### [Available data]
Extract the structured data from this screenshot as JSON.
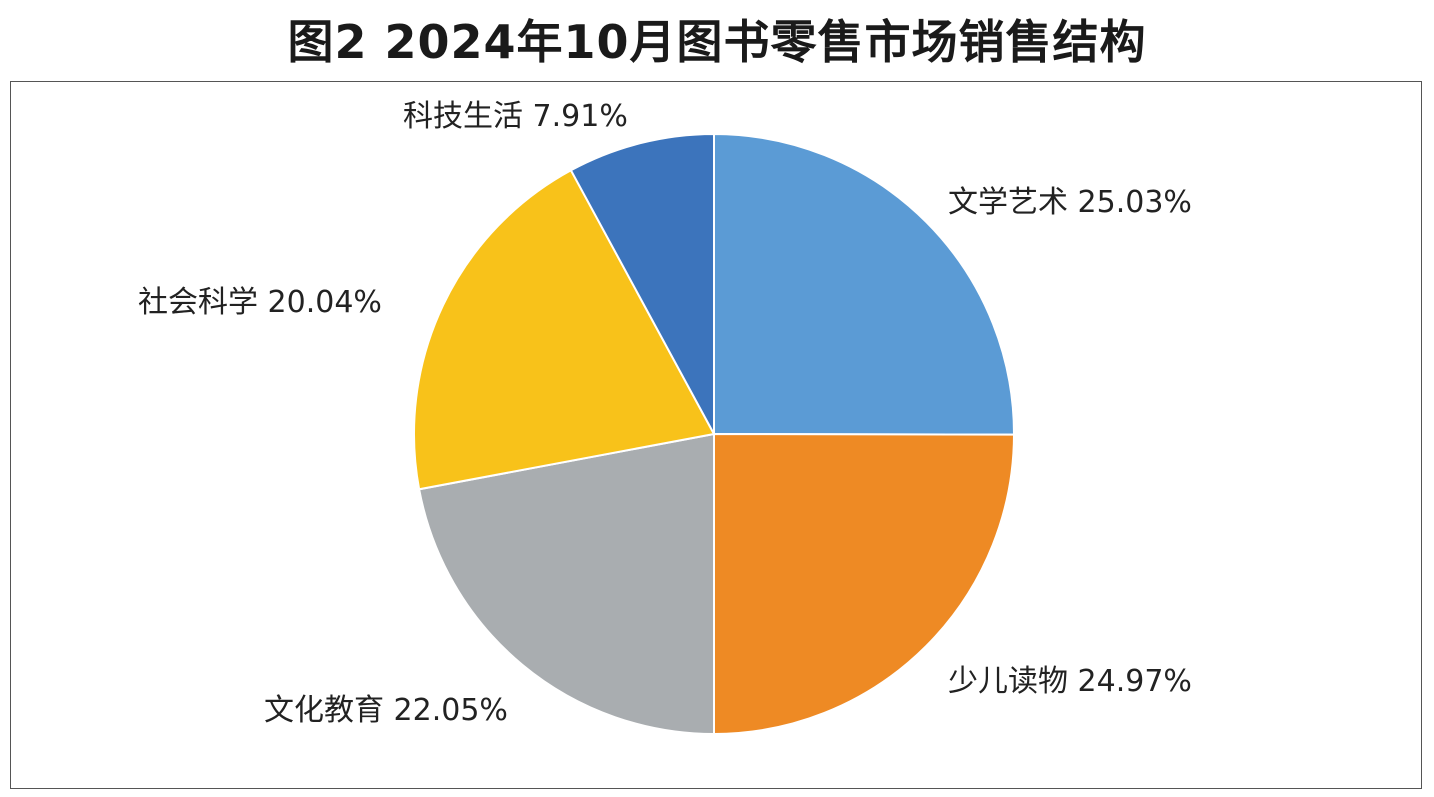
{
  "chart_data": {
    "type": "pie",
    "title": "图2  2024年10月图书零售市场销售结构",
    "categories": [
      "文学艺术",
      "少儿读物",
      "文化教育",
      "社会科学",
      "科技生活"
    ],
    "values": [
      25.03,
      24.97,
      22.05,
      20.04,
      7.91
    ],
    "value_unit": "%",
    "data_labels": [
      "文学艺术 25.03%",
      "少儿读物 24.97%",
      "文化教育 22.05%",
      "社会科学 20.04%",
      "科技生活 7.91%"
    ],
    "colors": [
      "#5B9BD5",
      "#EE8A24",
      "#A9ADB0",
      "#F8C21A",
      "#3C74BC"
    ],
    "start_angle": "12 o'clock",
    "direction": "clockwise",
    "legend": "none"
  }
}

### [Exercise]
Quote all the lines above exactly as given. Do not include the pictures.

### [Exercise answer]
Extract the structured data from this screenshot as JSON.
{
  "chart_data": {
    "type": "pie",
    "title": "图2  2024年10月图书零售市场销售结构",
    "categories": [
      "文学艺术",
      "少儿读物",
      "文化教育",
      "社会科学",
      "科技生活"
    ],
    "values": [
      25.03,
      24.97,
      22.05,
      20.04,
      7.91
    ],
    "value_unit": "%",
    "data_labels": [
      "文学艺术 25.03%",
      "少儿读物 24.97%",
      "文化教育 22.05%",
      "社会科学 20.04%",
      "科技生活 7.91%"
    ],
    "colors": [
      "#5B9BD5",
      "#EE8A24",
      "#A9ADB0",
      "#F8C21A",
      "#3C74BC"
    ],
    "start_angle": "12 o'clock",
    "direction": "clockwise",
    "legend": "none"
  }
}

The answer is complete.